:: PASSAGE GIVEN ::

# Health Operations Centre



## abhiria (Jul 31, 2008)

Hi 

Just wanted to know if someone has the latest updates for the processing of meds from HOC sydney for 176 State sponsored visa. Mine was received by HOC on 10-03-09.


----------



## anj1976 (Apr 24, 2008)

HI, 

they normally take 3-6 weeks to process the meds. once done, they take another week or two to process the application further before taking the final decision. all in all it takes anything between 6 weeks to 2 months.. wait, u might hear frm them soon.

cheers
a


----------



## abhiria (Jul 31, 2008)

anj1976 said:


> HI,
> 
> they normally take 3-6 weeks to process the meds. once done, they take another week or two to process the application further before taking the final decision. all in all it takes anything between 6 weeks to 2 months.. wait, u might hear frm them soon.
> 
> ...


So anj enjoying your new role as MOD  good that you have something to divert your mind from the SS application 

about the meds ... someone from a different forum got the latest updates and according to that the HOC is now processing the meds received on 10-03-09. So I guess I could hear from my CO very soon ...wooow I am so excited 

Regards ,
Abhijeet


----------



## anj1976 (Apr 24, 2008)

hahaha.. thanks abhijeet.. problem is, i hv so much work right now that I am really not able to think beyond that.. and then my inlaws r over, so tht is taking all the time in the world. with all the cooking and what not, and then my maid has not turned up so add cleaning and dishes to it.. and now the mod bit.. gosh, am i tired or what just talkin about it 
good u reminded me about the application.. got to start thinkin about it again, shudnt ignore anything n anyone


----------

:::
:: MATERIAL SHOWN ::

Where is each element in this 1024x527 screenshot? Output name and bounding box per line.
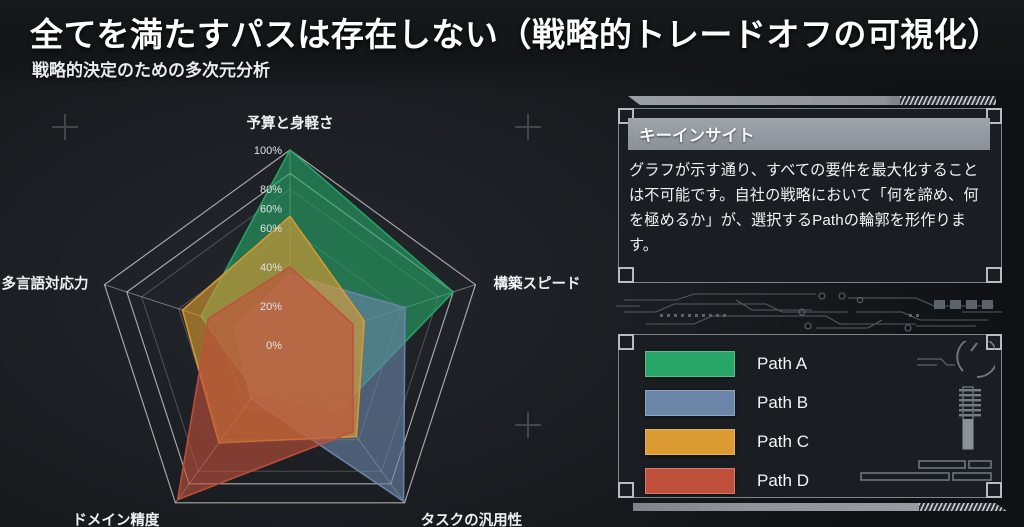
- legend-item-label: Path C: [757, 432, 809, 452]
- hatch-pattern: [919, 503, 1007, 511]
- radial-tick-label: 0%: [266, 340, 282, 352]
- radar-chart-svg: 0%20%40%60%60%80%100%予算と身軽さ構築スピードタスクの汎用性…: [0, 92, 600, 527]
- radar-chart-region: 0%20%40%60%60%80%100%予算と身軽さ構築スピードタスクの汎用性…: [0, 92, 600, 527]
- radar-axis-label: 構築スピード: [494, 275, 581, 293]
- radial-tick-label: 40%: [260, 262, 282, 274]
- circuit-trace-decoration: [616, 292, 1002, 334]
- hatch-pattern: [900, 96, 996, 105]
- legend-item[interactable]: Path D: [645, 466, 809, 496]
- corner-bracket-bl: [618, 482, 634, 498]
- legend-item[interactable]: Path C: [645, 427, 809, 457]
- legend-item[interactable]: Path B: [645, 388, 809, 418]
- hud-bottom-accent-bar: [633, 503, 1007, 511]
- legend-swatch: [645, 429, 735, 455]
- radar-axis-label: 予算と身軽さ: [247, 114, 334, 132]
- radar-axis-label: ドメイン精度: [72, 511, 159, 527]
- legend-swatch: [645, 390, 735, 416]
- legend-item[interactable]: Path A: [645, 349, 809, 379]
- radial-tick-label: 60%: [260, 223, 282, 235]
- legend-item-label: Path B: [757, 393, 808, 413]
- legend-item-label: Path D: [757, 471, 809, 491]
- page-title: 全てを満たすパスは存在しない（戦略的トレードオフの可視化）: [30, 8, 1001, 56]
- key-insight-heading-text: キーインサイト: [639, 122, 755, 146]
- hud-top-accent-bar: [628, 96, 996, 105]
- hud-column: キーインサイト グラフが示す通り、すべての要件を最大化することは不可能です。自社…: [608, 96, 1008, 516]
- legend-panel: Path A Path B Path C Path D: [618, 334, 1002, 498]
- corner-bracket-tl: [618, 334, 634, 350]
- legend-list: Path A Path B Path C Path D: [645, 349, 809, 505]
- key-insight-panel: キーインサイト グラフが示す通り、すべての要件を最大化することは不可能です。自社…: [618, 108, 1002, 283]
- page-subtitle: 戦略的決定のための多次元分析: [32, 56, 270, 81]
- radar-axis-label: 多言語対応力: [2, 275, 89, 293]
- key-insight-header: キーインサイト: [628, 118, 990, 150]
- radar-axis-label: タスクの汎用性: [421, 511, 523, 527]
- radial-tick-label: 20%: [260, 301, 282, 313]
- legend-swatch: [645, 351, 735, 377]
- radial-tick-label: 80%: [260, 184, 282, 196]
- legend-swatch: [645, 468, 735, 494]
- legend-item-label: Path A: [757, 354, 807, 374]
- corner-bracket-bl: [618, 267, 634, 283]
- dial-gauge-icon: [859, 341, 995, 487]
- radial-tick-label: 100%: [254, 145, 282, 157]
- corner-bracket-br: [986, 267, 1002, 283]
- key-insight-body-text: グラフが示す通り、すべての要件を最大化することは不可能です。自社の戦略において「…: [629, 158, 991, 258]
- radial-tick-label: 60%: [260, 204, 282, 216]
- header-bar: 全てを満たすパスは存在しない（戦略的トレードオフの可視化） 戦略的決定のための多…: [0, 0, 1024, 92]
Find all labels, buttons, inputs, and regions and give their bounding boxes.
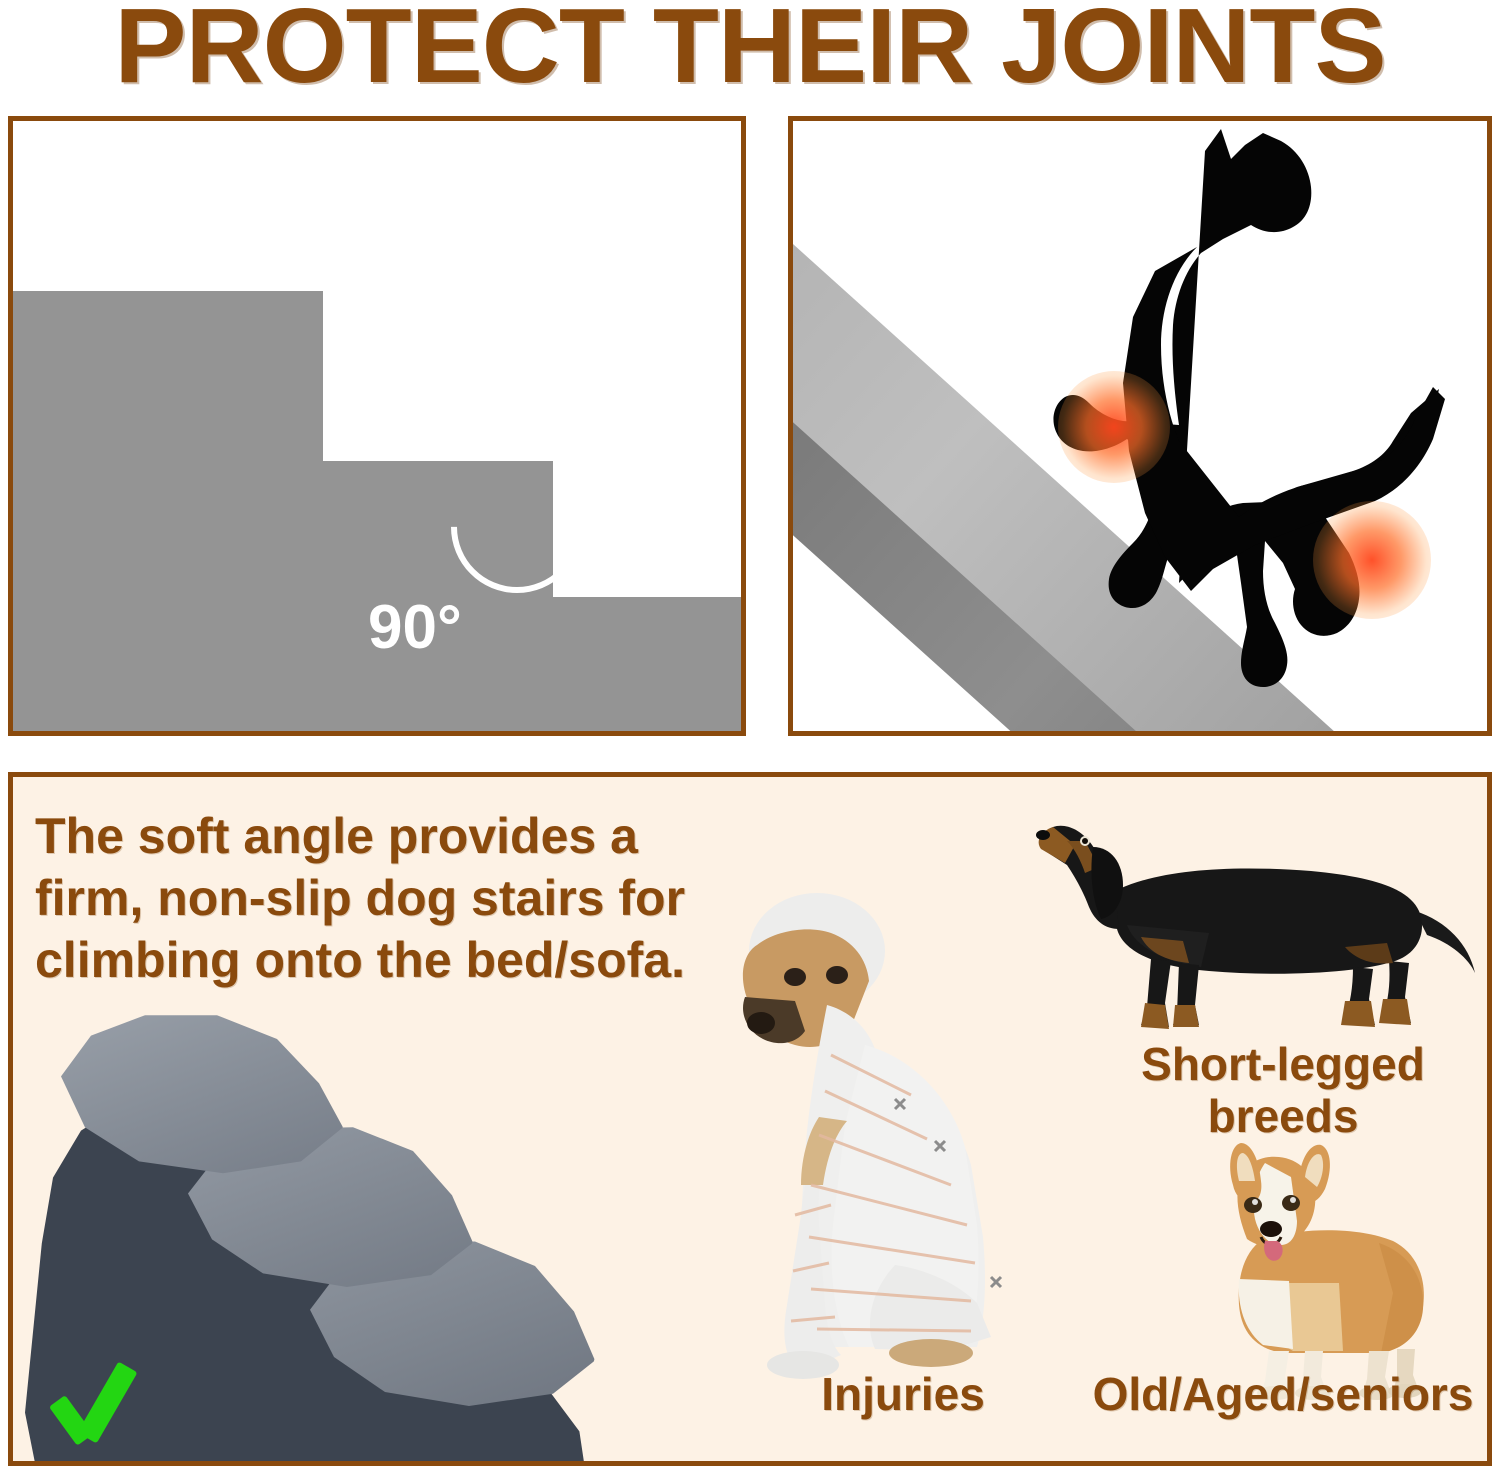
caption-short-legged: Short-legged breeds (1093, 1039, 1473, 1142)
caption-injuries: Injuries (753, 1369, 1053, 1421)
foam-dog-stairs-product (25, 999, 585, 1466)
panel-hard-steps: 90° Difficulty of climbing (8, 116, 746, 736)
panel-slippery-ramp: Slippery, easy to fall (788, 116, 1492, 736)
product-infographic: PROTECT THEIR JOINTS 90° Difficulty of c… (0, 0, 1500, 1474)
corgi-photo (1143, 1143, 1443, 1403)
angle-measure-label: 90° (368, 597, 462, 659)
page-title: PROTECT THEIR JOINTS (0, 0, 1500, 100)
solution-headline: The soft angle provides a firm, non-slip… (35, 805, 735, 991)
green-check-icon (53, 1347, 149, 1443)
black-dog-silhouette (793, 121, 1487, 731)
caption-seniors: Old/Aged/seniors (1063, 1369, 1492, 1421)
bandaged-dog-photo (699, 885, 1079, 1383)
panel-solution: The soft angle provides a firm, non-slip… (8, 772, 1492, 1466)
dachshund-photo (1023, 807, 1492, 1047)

:::

## TASK OBJECTIVE
Reproduce the Health Operations Centre thread starting at "Just wanted to" and ending at "HOC on 10-03-09.", replacing "latest updates" with "newest information".

## RESULT FOR THIS EXERCISE
Just wanted to know if someone has the newest information for the processing of meds from HOC sydney for 176 State sponsored visa. Mine was received by HOC on 10-03-09.